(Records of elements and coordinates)
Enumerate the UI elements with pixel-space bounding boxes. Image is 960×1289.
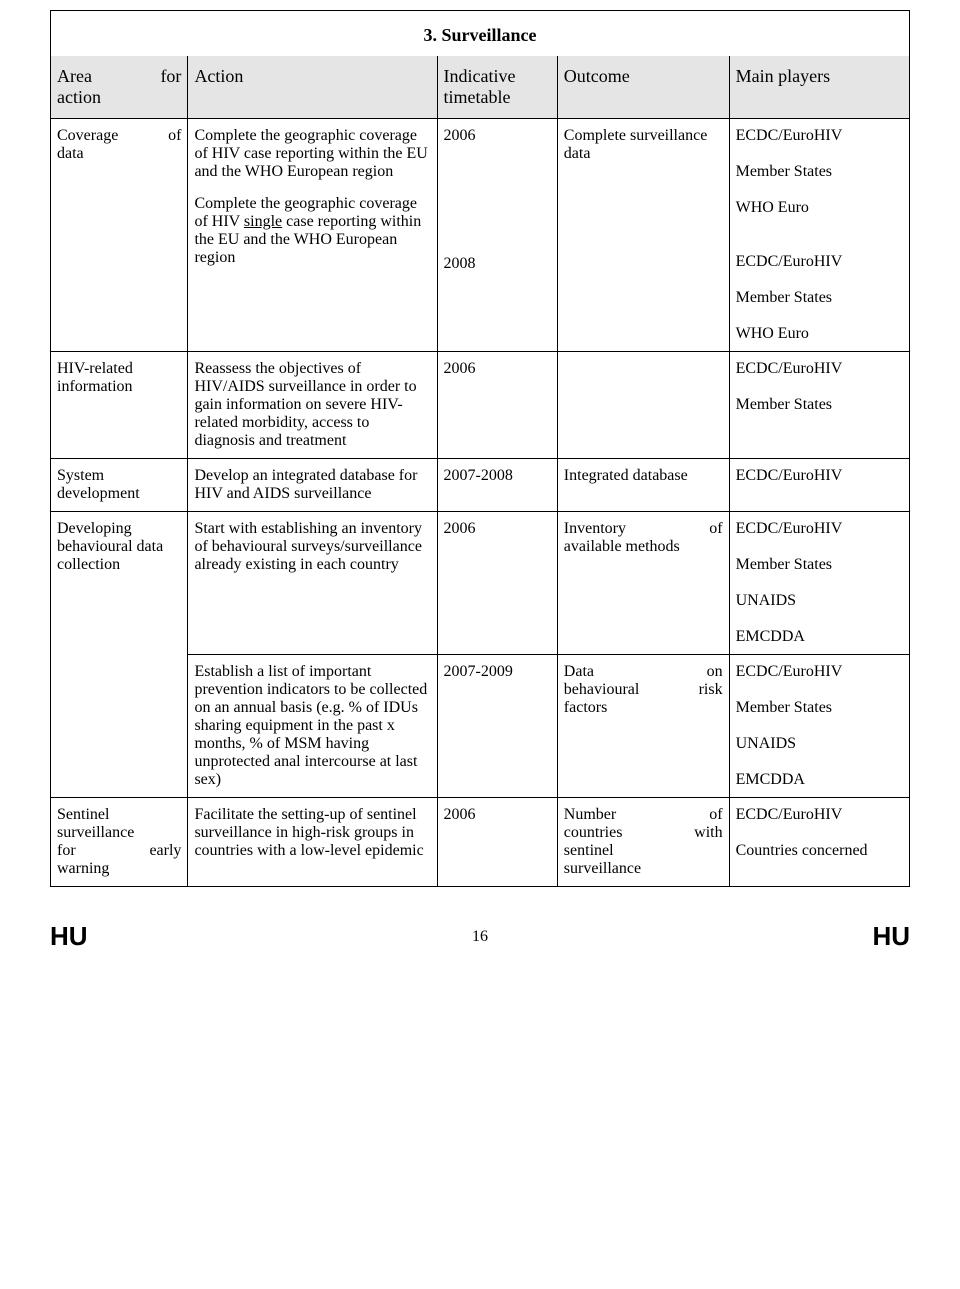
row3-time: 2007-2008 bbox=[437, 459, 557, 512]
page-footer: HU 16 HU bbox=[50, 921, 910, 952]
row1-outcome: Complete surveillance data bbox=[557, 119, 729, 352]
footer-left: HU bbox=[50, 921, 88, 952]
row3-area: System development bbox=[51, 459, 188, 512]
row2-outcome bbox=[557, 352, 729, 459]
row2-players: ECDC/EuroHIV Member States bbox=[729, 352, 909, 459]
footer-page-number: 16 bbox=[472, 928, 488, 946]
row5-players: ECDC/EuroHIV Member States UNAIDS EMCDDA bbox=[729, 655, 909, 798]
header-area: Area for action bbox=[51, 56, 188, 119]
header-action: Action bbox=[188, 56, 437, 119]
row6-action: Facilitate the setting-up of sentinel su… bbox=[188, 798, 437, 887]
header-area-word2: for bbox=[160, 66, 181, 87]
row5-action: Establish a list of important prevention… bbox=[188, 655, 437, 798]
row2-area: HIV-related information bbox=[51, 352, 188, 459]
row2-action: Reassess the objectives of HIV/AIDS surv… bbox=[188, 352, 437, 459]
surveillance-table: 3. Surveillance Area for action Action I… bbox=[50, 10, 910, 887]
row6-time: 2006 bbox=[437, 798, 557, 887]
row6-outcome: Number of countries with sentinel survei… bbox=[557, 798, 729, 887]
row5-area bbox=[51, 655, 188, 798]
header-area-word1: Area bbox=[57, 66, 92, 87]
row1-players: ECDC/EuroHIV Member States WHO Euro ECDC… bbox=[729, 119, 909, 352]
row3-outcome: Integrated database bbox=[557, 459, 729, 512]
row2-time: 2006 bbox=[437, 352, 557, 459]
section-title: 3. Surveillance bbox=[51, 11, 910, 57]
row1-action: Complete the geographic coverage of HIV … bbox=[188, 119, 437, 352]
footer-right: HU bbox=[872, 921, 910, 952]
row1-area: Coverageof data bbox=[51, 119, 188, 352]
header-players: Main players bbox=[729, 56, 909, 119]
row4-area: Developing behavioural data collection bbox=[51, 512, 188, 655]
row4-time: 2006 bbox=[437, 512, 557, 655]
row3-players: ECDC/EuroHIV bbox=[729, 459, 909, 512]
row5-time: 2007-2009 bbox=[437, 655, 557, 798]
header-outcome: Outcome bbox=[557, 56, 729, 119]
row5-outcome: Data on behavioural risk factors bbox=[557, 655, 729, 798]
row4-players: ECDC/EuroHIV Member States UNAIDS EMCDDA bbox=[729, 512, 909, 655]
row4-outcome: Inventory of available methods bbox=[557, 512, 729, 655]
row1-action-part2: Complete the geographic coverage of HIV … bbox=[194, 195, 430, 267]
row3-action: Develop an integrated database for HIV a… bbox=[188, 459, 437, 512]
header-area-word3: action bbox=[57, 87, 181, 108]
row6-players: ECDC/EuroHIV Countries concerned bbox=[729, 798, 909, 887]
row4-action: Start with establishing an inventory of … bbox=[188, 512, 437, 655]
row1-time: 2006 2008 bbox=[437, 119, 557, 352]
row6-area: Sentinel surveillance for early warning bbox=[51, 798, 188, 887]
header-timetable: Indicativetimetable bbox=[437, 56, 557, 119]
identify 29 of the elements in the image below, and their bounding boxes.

---

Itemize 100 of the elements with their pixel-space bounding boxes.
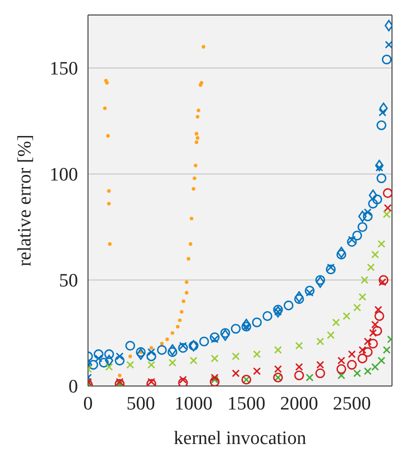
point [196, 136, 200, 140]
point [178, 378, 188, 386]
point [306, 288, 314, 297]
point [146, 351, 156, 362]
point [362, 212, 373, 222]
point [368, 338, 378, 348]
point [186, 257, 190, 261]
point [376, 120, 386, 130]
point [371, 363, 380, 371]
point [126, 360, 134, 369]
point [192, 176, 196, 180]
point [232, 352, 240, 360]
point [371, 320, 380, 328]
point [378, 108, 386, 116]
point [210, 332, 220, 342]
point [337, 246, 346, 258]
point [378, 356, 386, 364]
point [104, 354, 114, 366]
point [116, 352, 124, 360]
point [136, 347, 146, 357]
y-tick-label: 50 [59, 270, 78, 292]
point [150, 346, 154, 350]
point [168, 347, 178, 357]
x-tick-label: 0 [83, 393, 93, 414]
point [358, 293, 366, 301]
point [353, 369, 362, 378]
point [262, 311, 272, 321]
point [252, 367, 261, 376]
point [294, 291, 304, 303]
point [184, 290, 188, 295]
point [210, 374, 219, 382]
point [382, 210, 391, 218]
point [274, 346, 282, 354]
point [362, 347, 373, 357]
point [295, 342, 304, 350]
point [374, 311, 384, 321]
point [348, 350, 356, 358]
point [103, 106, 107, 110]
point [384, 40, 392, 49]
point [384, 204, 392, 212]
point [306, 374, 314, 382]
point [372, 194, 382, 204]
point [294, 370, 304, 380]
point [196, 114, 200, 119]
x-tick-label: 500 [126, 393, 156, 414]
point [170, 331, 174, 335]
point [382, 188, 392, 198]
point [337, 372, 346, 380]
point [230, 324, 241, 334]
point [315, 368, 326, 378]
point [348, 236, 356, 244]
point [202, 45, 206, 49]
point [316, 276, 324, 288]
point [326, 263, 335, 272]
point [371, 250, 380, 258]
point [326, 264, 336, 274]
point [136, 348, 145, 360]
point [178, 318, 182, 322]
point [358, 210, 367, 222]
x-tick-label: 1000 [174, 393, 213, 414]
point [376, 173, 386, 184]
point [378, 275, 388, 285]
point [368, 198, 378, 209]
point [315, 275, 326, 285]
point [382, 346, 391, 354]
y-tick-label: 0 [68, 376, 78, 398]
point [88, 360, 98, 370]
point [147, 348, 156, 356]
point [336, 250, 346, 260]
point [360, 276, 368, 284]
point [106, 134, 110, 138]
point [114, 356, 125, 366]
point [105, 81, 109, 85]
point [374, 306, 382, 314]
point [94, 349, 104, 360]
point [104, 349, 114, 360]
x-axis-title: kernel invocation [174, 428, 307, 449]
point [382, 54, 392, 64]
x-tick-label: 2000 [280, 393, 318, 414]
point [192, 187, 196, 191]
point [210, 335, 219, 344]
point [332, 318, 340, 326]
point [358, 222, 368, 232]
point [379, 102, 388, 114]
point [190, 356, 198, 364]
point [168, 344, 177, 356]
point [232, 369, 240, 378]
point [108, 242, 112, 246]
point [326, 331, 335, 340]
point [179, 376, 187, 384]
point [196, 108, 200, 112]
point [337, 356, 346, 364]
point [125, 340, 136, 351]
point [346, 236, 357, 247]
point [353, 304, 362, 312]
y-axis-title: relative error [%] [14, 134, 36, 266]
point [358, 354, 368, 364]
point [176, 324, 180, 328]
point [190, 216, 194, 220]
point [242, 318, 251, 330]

REQUIRED WORK —
Retype, without any change, the lines from the line with "point [196, 136, 200, 140]" up to and including the line with "point [232, 352, 240, 360]".

TASK OUTPUT —
point [196, 136, 200, 140]
point [178, 378, 188, 386]
point [306, 288, 314, 297]
point [146, 351, 156, 362]
point [362, 212, 373, 222]
point [368, 338, 378, 348]
point [186, 257, 190, 261]
point [376, 120, 386, 130]
point [371, 363, 380, 371]
point [126, 360, 134, 369]
point [192, 176, 196, 180]
point [232, 352, 240, 360]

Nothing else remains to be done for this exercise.